• [Source records]
§ §
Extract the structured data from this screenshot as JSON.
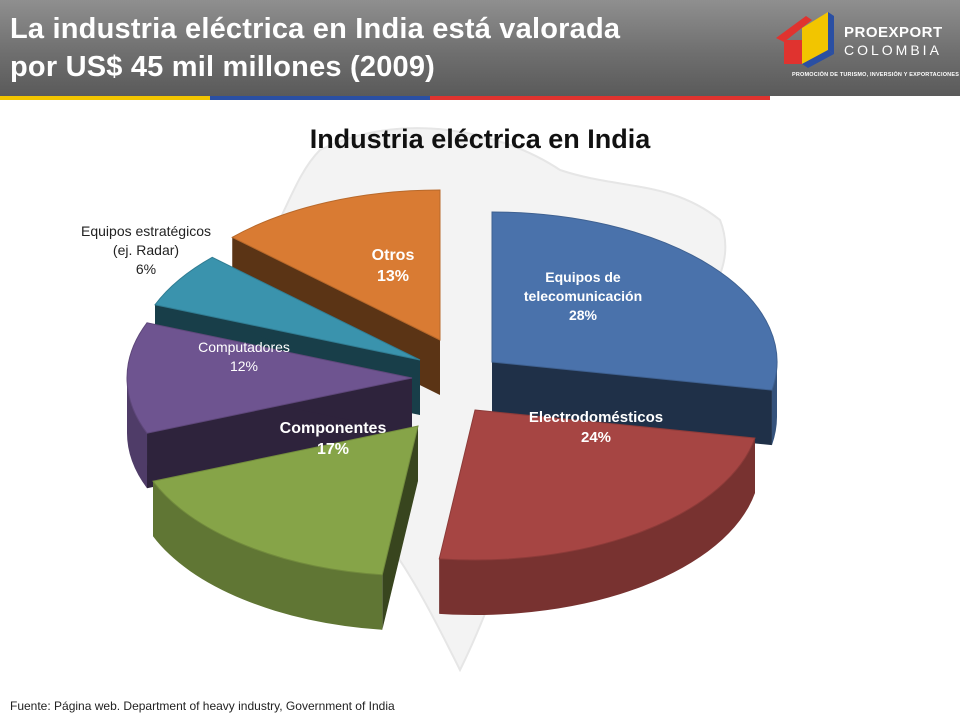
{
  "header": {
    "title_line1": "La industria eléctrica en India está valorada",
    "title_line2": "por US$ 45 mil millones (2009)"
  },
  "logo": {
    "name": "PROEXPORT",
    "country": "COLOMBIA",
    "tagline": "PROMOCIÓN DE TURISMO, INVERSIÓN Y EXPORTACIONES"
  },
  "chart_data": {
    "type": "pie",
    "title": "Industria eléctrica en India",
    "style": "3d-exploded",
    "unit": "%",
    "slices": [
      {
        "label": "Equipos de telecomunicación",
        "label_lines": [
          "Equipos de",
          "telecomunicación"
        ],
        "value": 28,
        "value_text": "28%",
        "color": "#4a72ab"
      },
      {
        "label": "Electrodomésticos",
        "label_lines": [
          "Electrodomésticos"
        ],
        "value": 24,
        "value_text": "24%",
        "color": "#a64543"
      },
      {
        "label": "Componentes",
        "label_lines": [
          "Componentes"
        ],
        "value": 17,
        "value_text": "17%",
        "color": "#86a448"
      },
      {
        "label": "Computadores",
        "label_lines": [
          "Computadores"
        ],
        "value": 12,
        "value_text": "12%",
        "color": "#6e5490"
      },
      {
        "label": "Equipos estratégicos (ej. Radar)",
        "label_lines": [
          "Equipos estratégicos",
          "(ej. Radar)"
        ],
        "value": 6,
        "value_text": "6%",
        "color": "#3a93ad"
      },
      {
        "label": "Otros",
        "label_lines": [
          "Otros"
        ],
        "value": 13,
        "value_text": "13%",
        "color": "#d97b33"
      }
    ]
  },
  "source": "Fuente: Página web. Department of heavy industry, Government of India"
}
§ §
• [Stated goal] Print the complete listing exactly, apart from any pictures.

• [Answer to this exercise]
Extract the structured data from this screenshot as JSON.
{
  "header": {
    "title_line1": "La industria eléctrica en India está valorada",
    "title_line2": "por US$ 45 mil millones (2009)"
  },
  "logo": {
    "name": "PROEXPORT",
    "country": "COLOMBIA",
    "tagline": "PROMOCIÓN DE TURISMO, INVERSIÓN Y EXPORTACIONES"
  },
  "chart_data": {
    "type": "pie",
    "title": "Industria eléctrica en India",
    "style": "3d-exploded",
    "unit": "%",
    "slices": [
      {
        "label": "Equipos de telecomunicación",
        "label_lines": [
          "Equipos de",
          "telecomunicación"
        ],
        "value": 28,
        "value_text": "28%",
        "color": "#4a72ab"
      },
      {
        "label": "Electrodomésticos",
        "label_lines": [
          "Electrodomésticos"
        ],
        "value": 24,
        "value_text": "24%",
        "color": "#a64543"
      },
      {
        "label": "Componentes",
        "label_lines": [
          "Componentes"
        ],
        "value": 17,
        "value_text": "17%",
        "color": "#86a448"
      },
      {
        "label": "Computadores",
        "label_lines": [
          "Computadores"
        ],
        "value": 12,
        "value_text": "12%",
        "color": "#6e5490"
      },
      {
        "label": "Equipos estratégicos (ej. Radar)",
        "label_lines": [
          "Equipos estratégicos",
          "(ej. Radar)"
        ],
        "value": 6,
        "value_text": "6%",
        "color": "#3a93ad"
      },
      {
        "label": "Otros",
        "label_lines": [
          "Otros"
        ],
        "value": 13,
        "value_text": "13%",
        "color": "#d97b33"
      }
    ]
  },
  "source": "Fuente: Página web. Department of heavy industry, Government of India"
}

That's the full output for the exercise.